◆ **REQUEST**
From the listing below, extract every line containing "SANDTOP".

-------- PROVIDED RECORDS --------

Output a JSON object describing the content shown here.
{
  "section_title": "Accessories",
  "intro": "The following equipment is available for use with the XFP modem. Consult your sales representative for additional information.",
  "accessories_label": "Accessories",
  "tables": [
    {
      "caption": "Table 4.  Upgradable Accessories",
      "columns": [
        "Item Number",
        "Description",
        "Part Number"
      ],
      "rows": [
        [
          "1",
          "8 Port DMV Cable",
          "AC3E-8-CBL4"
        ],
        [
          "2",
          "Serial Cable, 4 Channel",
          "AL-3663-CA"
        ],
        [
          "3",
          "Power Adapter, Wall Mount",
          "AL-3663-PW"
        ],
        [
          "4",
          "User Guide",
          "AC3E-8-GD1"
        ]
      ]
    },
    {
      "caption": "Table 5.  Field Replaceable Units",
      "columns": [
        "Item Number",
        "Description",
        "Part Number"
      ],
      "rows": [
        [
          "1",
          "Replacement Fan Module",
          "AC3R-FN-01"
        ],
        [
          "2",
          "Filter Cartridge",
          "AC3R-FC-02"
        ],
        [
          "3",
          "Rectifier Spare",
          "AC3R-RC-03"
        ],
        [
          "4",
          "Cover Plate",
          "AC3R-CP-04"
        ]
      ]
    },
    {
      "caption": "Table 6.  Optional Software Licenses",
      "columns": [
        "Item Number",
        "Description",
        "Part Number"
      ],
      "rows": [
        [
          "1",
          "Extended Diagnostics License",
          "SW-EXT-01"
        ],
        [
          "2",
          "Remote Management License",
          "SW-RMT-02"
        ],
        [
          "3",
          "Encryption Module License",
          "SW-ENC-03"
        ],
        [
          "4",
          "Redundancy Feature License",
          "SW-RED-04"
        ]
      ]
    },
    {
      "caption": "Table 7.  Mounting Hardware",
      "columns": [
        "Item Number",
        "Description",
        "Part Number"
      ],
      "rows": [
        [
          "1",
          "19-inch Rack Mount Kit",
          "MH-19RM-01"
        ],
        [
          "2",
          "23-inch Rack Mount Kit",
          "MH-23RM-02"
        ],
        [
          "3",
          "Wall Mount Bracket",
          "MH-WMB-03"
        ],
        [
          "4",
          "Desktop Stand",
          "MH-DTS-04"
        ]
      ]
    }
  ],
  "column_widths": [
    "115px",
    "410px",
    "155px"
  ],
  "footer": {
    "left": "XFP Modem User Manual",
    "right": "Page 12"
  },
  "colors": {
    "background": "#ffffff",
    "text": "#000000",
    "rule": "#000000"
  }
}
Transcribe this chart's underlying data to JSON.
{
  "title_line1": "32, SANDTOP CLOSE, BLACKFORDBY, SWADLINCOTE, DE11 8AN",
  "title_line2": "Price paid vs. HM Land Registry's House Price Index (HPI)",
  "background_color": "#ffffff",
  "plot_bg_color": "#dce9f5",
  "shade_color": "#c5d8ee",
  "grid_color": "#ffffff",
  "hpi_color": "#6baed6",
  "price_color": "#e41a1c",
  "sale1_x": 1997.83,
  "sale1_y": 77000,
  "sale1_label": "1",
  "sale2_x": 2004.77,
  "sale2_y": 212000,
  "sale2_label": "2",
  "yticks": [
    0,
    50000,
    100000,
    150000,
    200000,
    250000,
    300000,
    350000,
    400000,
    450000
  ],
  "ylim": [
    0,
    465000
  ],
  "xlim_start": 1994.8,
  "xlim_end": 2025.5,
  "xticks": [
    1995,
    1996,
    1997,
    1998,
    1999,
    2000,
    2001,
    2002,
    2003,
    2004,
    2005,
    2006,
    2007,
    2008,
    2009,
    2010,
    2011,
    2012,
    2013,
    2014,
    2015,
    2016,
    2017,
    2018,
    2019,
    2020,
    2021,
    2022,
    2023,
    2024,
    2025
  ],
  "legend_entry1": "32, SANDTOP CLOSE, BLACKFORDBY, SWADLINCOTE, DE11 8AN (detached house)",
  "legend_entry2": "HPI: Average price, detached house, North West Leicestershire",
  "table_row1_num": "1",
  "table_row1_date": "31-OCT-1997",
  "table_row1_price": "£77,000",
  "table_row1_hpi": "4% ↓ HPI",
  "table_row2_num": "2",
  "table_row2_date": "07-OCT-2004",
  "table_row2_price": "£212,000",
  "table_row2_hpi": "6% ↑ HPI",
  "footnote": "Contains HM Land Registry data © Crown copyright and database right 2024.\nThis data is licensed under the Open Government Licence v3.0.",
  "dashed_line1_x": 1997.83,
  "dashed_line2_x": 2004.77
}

--------

◆ **SOLUTION TO THIS PROBLEM**
  "title_line1": "32, SANDTOP CLOSE, BLACKFORDBY, SWADLINCOTE, DE11 8AN",
  "legend_entry1": "32, SANDTOP CLOSE, BLACKFORDBY, SWADLINCOTE, DE11 8AN (detached house)",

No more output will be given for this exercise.